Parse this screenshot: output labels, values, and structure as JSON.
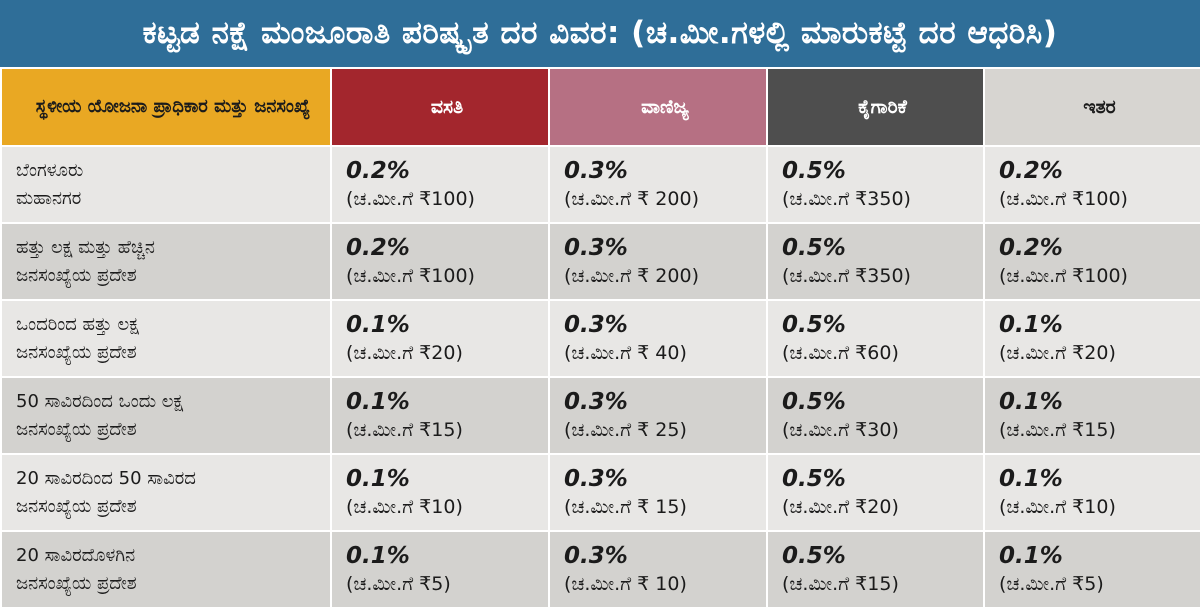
{
  "title": "ಕಟ್ಟಡ ನಕ್ಷೆ ಮಂಜೂರಾತಿ ಪರಿಷ್ಕೃತ ದರ ವಿವರ: (ಚ.ಮೀ.ಗಳಲ್ಲಿ ಮಾರುಕಟ್ಟೆ ದರ ಆಧರಿಸಿ)",
  "headers": {
    "authority": "ಸ್ಥಳೀಯ ಯೋಜನಾ ಪ್ರಾಧಿಕಾರ ಮತ್ತು ಜನಸಂಖ್ಯೆ",
    "residential": "ವಸತಿ",
    "commercial": "ವಾಣಿಜ್ಯ",
    "industrial": "ಕೈಗಾರಿಕೆ",
    "other": "ಇತರ"
  },
  "colors": {
    "title_bg": "#2f6e98",
    "authority_header": "#e9a823",
    "residential_header": "#a3262d",
    "commercial_header": "#b67083",
    "industrial_header": "#4e4e4e",
    "other_header": "#d7d5d1",
    "row_light": "#e8e7e5",
    "row_dark": "#d3d2cf"
  },
  "rows": [
    {
      "label_line1": "ಬೆಂಗಳೂರು",
      "label_line2": "ಮಹಾನಗರ",
      "residential": {
        "pct": "0.2%",
        "amt": "(ಚ.ಮೀ.ಗೆ ₹100)"
      },
      "commercial": {
        "pct": "0.3%",
        "amt": "(ಚ.ಮೀ.ಗೆ ₹ 200)"
      },
      "industrial": {
        "pct": "0.5%",
        "amt": "(ಚ.ಮೀ.ಗೆ ₹350)"
      },
      "other": {
        "pct": "0.2%",
        "amt": "(ಚ.ಮೀ.ಗೆ ₹100)"
      }
    },
    {
      "label_line1": "ಹತ್ತು ಲಕ್ಷ ಮತ್ತು ಹೆಚ್ಚಿನ",
      "label_line2": "ಜನಸಂಖ್ಯೆಯ ಪ್ರದೇಶ",
      "residential": {
        "pct": "0.2%",
        "amt": "(ಚ.ಮೀ.ಗೆ ₹100)"
      },
      "commercial": {
        "pct": "0.3%",
        "amt": "(ಚ.ಮೀ.ಗೆ ₹ 200)"
      },
      "industrial": {
        "pct": "0.5%",
        "amt": "(ಚ.ಮೀ.ಗೆ ₹350)"
      },
      "other": {
        "pct": "0.2%",
        "amt": "(ಚ.ಮೀ.ಗೆ ₹100)"
      }
    },
    {
      "label_line1": "ಒಂದರಿಂದ ಹತ್ತು ಲಕ್ಷ",
      "label_line2": "ಜನಸಂಖ್ಯೆಯ ಪ್ರದೇಶ",
      "residential": {
        "pct": "0.1%",
        "amt": "(ಚ.ಮೀ.ಗೆ ₹20)"
      },
      "commercial": {
        "pct": "0.3%",
        "amt": "(ಚ.ಮೀ.ಗೆ ₹ 40)"
      },
      "industrial": {
        "pct": "0.5%",
        "amt": "(ಚ.ಮೀ.ಗೆ ₹60)"
      },
      "other": {
        "pct": "0.1%",
        "amt": "(ಚ.ಮೀ.ಗೆ ₹20)"
      }
    },
    {
      "label_line1": "50 ಸಾವಿರದಿಂದ ಒಂದು ಲಕ್ಷ",
      "label_line2": "ಜನಸಂಖ್ಯೆಯ ಪ್ರದೇಶ",
      "residential": {
        "pct": "0.1%",
        "amt": "(ಚ.ಮೀ.ಗೆ ₹15)"
      },
      "commercial": {
        "pct": "0.3%",
        "amt": "(ಚ.ಮೀ.ಗೆ ₹ 25)"
      },
      "industrial": {
        "pct": "0.5%",
        "amt": "(ಚ.ಮೀ.ಗೆ ₹30)"
      },
      "other": {
        "pct": "0.1%",
        "amt": "(ಚ.ಮೀ.ಗೆ ₹15)"
      }
    },
    {
      "label_line1": "20 ಸಾವಿರದಿಂದ 50 ಸಾವಿರದ",
      "label_line2": "ಜನಸಂಖ್ಯೆಯ ಪ್ರದೇಶ",
      "residential": {
        "pct": "0.1%",
        "amt": "(ಚ.ಮೀ.ಗೆ ₹10)"
      },
      "commercial": {
        "pct": "0.3%",
        "amt": "(ಚ.ಮೀ.ಗೆ ₹ 15)"
      },
      "industrial": {
        "pct": "0.5%",
        "amt": "(ಚ.ಮೀ.ಗೆ ₹20)"
      },
      "other": {
        "pct": "0.1%",
        "amt": "(ಚ.ಮೀ.ಗೆ ₹10)"
      }
    },
    {
      "label_line1": "20 ಸಾವಿರದೊಳಗಿನ",
      "label_line2": "ಜನಸಂಖ್ಯೆಯ ಪ್ರದೇಶ",
      "residential": {
        "pct": "0.1%",
        "amt": "(ಚ.ಮೀ.ಗೆ ₹5)"
      },
      "commercial": {
        "pct": "0.3%",
        "amt": "(ಚ.ಮೀ.ಗೆ ₹ 10)"
      },
      "industrial": {
        "pct": "0.5%",
        "amt": "(ಚ.ಮೀ.ಗೆ ₹15)"
      },
      "other": {
        "pct": "0.1%",
        "amt": "(ಚ.ಮೀ.ಗೆ ₹5)"
      }
    }
  ]
}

==*==

• [What to work on]:
Print each record exactly as it stands, leaving the images out.

• [Answer to this exercise]:
Parse this screenshot: output labels, values, and structure as JSON.
{
  "title": "ಕಟ್ಟಡ ನಕ್ಷೆ ಮಂಜೂರಾತಿ ಪರಿಷ್ಕೃತ ದರ ವಿವರ: (ಚ.ಮೀ.ಗಳಲ್ಲಿ ಮಾರುಕಟ್ಟೆ ದರ ಆಧರಿಸಿ)",
  "headers": {
    "authority": "ಸ್ಥಳೀಯ ಯೋಜನಾ ಪ್ರಾಧಿಕಾರ ಮತ್ತು ಜನಸಂಖ್ಯೆ",
    "residential": "ವಸತಿ",
    "commercial": "ವಾಣಿಜ್ಯ",
    "industrial": "ಕೈಗಾರಿಕೆ",
    "other": "ಇತರ"
  },
  "colors": {
    "title_bg": "#2f6e98",
    "authority_header": "#e9a823",
    "residential_header": "#a3262d",
    "commercial_header": "#b67083",
    "industrial_header": "#4e4e4e",
    "other_header": "#d7d5d1",
    "row_light": "#e8e7e5",
    "row_dark": "#d3d2cf"
  },
  "rows": [
    {
      "label_line1": "ಬೆಂಗಳೂರು",
      "label_line2": "ಮಹಾನಗರ",
      "residential": {
        "pct": "0.2%",
        "amt": "(ಚ.ಮೀ.ಗೆ ₹100)"
      },
      "commercial": {
        "pct": "0.3%",
        "amt": "(ಚ.ಮೀ.ಗೆ ₹ 200)"
      },
      "industrial": {
        "pct": "0.5%",
        "amt": "(ಚ.ಮೀ.ಗೆ ₹350)"
      },
      "other": {
        "pct": "0.2%",
        "amt": "(ಚ.ಮೀ.ಗೆ ₹100)"
      }
    },
    {
      "label_line1": "ಹತ್ತು ಲಕ್ಷ ಮತ್ತು ಹೆಚ್ಚಿನ",
      "label_line2": "ಜನಸಂಖ್ಯೆಯ ಪ್ರದೇಶ",
      "residential": {
        "pct": "0.2%",
        "amt": "(ಚ.ಮೀ.ಗೆ ₹100)"
      },
      "commercial": {
        "pct": "0.3%",
        "amt": "(ಚ.ಮೀ.ಗೆ ₹ 200)"
      },
      "industrial": {
        "pct": "0.5%",
        "amt": "(ಚ.ಮೀ.ಗೆ ₹350)"
      },
      "other": {
        "pct": "0.2%",
        "amt": "(ಚ.ಮೀ.ಗೆ ₹100)"
      }
    },
    {
      "label_line1": "ಒಂದರಿಂದ ಹತ್ತು ಲಕ್ಷ",
      "label_line2": "ಜನಸಂಖ್ಯೆಯ ಪ್ರದೇಶ",
      "residential": {
        "pct": "0.1%",
        "amt": "(ಚ.ಮೀ.ಗೆ ₹20)"
      },
      "commercial": {
        "pct": "0.3%",
        "amt": "(ಚ.ಮೀ.ಗೆ ₹ 40)"
      },
      "industrial": {
        "pct": "0.5%",
        "amt": "(ಚ.ಮೀ.ಗೆ ₹60)"
      },
      "other": {
        "pct": "0.1%",
        "amt": "(ಚ.ಮೀ.ಗೆ ₹20)"
      }
    },
    {
      "label_line1": "50 ಸಾವಿರದಿಂದ ಒಂದು ಲಕ್ಷ",
      "label_line2": "ಜನಸಂಖ್ಯೆಯ ಪ್ರದೇಶ",
      "residential": {
        "pct": "0.1%",
        "amt": "(ಚ.ಮೀ.ಗೆ ₹15)"
      },
      "commercial": {
        "pct": "0.3%",
        "amt": "(ಚ.ಮೀ.ಗೆ ₹ 25)"
      },
      "industrial": {
        "pct": "0.5%",
        "amt": "(ಚ.ಮೀ.ಗೆ ₹30)"
      },
      "other": {
        "pct": "0.1%",
        "amt": "(ಚ.ಮೀ.ಗೆ ₹15)"
      }
    },
    {
      "label_line1": "20 ಸಾವಿರದಿಂದ 50 ಸಾವಿರದ",
      "label_line2": "ಜನಸಂಖ್ಯೆಯ ಪ್ರದೇಶ",
      "residential": {
        "pct": "0.1%",
        "amt": "(ಚ.ಮೀ.ಗೆ ₹10)"
      },
      "commercial": {
        "pct": "0.3%",
        "amt": "(ಚ.ಮೀ.ಗೆ ₹ 15)"
      },
      "industrial": {
        "pct": "0.5%",
        "amt": "(ಚ.ಮೀ.ಗೆ ₹20)"
      },
      "other": {
        "pct": "0.1%",
        "amt": "(ಚ.ಮೀ.ಗೆ ₹10)"
      }
    },
    {
      "label_line1": "20 ಸಾವಿರದೊಳಗಿನ",
      "label_line2": "ಜನಸಂಖ್ಯೆಯ ಪ್ರದೇಶ",
      "residential": {
        "pct": "0.1%",
        "amt": "(ಚ.ಮೀ.ಗೆ ₹5)"
      },
      "commercial": {
        "pct": "0.3%",
        "amt": "(ಚ.ಮೀ.ಗೆ ₹ 10)"
      },
      "industrial": {
        "pct": "0.5%",
        "amt": "(ಚ.ಮೀ.ಗೆ ₹15)"
      },
      "other": {
        "pct": "0.1%",
        "amt": "(ಚ.ಮೀ.ಗೆ ₹5)"
      }
    }
  ]
}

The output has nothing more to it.